■ **What is being asked**
Pick out every line of the entries below where "ripple" occurs, and copy those lines.

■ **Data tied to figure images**
— begin —

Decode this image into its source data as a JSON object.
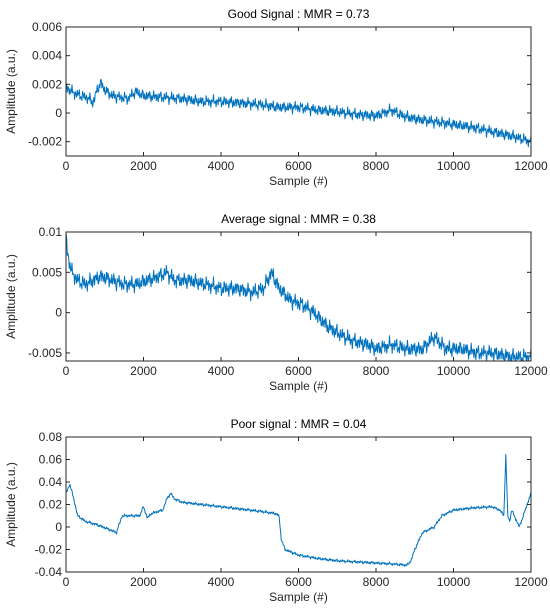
{
  "colors": {
    "series": "#0072BD",
    "axes": "#262626",
    "background": "#ffffff"
  },
  "chart_data": [
    {
      "type": "line",
      "title": "Good Signal : MMR = 0.73",
      "xlabel": "Sample (#)",
      "ylabel": "Amplitude (a.u.)",
      "xlim": [
        0,
        12000
      ],
      "ylim": [
        -0.003,
        0.006
      ],
      "xticks": [
        0,
        2000,
        4000,
        6000,
        8000,
        10000,
        12000
      ],
      "yticks": [
        -0.002,
        0,
        0.002,
        0.004,
        0.006
      ],
      "xtick_labels": [
        "0",
        "2000",
        "4000",
        "6000",
        "8000",
        "10000",
        "12000"
      ],
      "ytick_labels": [
        "-0.002",
        "0",
        "0.002",
        "0.004",
        "0.006"
      ],
      "grid": false,
      "series": [
        {
          "x": [
            0,
            200,
            400,
            600,
            700,
            800,
            900,
            1000,
            1200,
            1400,
            1600,
            1800,
            2000,
            2500,
            3000,
            3500,
            4000,
            4500,
            5000,
            5500,
            6000,
            6500,
            7000,
            7500,
            8000,
            8400,
            8700,
            9000,
            9500,
            10000,
            10500,
            11000,
            11500,
            12000
          ],
          "y": [
            0.0018,
            0.0014,
            0.0012,
            0.001,
            0.0007,
            0.0016,
            0.0021,
            0.0016,
            0.0012,
            0.0011,
            0.001,
            0.0015,
            0.0012,
            0.0011,
            0.001,
            0.0008,
            0.0008,
            0.0007,
            0.0006,
            0.0004,
            0.0004,
            0.0002,
            0.0001,
            -0.0001,
            -0.0002,
            0.0002,
            -0.0002,
            -0.0004,
            -0.0006,
            -0.0008,
            -0.001,
            -0.0013,
            -0.0016,
            -0.002
          ],
          "ripple": 0.00045
        }
      ]
    },
    {
      "type": "line",
      "title": "Average signal : MMR = 0.38",
      "xlabel": "Sample (#)",
      "ylabel": "Amplitude (a.u.)",
      "xlim": [
        0,
        12000
      ],
      "ylim": [
        -0.006,
        0.01
      ],
      "xticks": [
        0,
        2000,
        4000,
        6000,
        8000,
        10000,
        12000
      ],
      "yticks": [
        -0.005,
        0,
        0.005,
        0.01
      ],
      "xtick_labels": [
        "0",
        "2000",
        "4000",
        "6000",
        "8000",
        "10000",
        "12000"
      ],
      "ytick_labels": [
        "-0.005",
        "0",
        "0.005",
        "0.01"
      ],
      "grid": false,
      "series": [
        {
          "x": [
            0,
            50,
            150,
            300,
            500,
            700,
            900,
            1200,
            1500,
            1800,
            2100,
            2400,
            2600,
            2800,
            3200,
            3600,
            4000,
            4400,
            4800,
            5100,
            5300,
            5500,
            5800,
            6100,
            6400,
            6700,
            7000,
            7400,
            7800,
            8000,
            8400,
            8800,
            9200,
            9500,
            9800,
            10200,
            10600,
            11000,
            11500,
            12000
          ],
          "y": [
            0.0095,
            0.007,
            0.005,
            0.004,
            0.0035,
            0.004,
            0.0045,
            0.004,
            0.0035,
            0.0035,
            0.004,
            0.0045,
            0.005,
            0.004,
            0.004,
            0.0035,
            0.003,
            0.003,
            0.0025,
            0.003,
            0.005,
            0.003,
            0.0015,
            0.001,
            0.0,
            -0.0015,
            -0.0025,
            -0.0035,
            -0.004,
            -0.0045,
            -0.004,
            -0.0045,
            -0.0045,
            -0.003,
            -0.0045,
            -0.0045,
            -0.005,
            -0.005,
            -0.0055,
            -0.0055
          ],
          "ripple": 0.0011
        }
      ]
    },
    {
      "type": "line",
      "title": "Poor signal : MMR = 0.04",
      "xlabel": "Sample (#)",
      "ylabel": "Amplitude (a.u.)",
      "xlim": [
        0,
        12000
      ],
      "ylim": [
        -0.04,
        0.08
      ],
      "xticks": [
        0,
        2000,
        4000,
        6000,
        8000,
        10000,
        12000
      ],
      "yticks": [
        -0.04,
        -0.02,
        0,
        0.02,
        0.04,
        0.06,
        0.08
      ],
      "xtick_labels": [
        "0",
        "2000",
        "4000",
        "6000",
        "8000",
        "10000",
        "12000"
      ],
      "ytick_labels": [
        "-0.04",
        "-0.02",
        "0",
        "0.02",
        "0.04",
        "0.06",
        "0.08"
      ],
      "grid": false,
      "series": [
        {
          "x": [
            0,
            100,
            200,
            300,
            500,
            800,
            1100,
            1300,
            1400,
            1450,
            1600,
            1900,
            2000,
            2100,
            2200,
            2500,
            2600,
            2700,
            2800,
            3000,
            3500,
            4000,
            4500,
            5000,
            5400,
            5500,
            5550,
            5650,
            6000,
            6500,
            7000,
            7500,
            8000,
            8500,
            8800,
            8900,
            9000,
            9200,
            9500,
            9700,
            10000,
            10500,
            11000,
            11200,
            11300,
            11350,
            11400,
            11450,
            11500,
            11700,
            11900,
            12000
          ],
          "y": [
            0.03,
            0.038,
            0.025,
            0.01,
            0.005,
            0.002,
            -0.002,
            -0.005,
            0.005,
            0.01,
            0.01,
            0.01,
            0.018,
            0.008,
            0.012,
            0.015,
            0.025,
            0.03,
            0.025,
            0.022,
            0.02,
            0.018,
            0.016,
            0.014,
            0.012,
            0.01,
            -0.01,
            -0.02,
            -0.025,
            -0.028,
            -0.03,
            -0.031,
            -0.032,
            -0.033,
            -0.034,
            -0.03,
            -0.02,
            -0.005,
            0.0,
            0.01,
            0.015,
            0.017,
            0.018,
            0.015,
            0.01,
            0.065,
            0.01,
            0.005,
            0.015,
            0.0,
            0.02,
            0.03
          ],
          "ripple": 0.0015
        }
      ]
    }
  ]
}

— end —

■ **Correct response**
          "ripple": 0.00045
          "ripple": 0.0011
          "ripple": 0.0015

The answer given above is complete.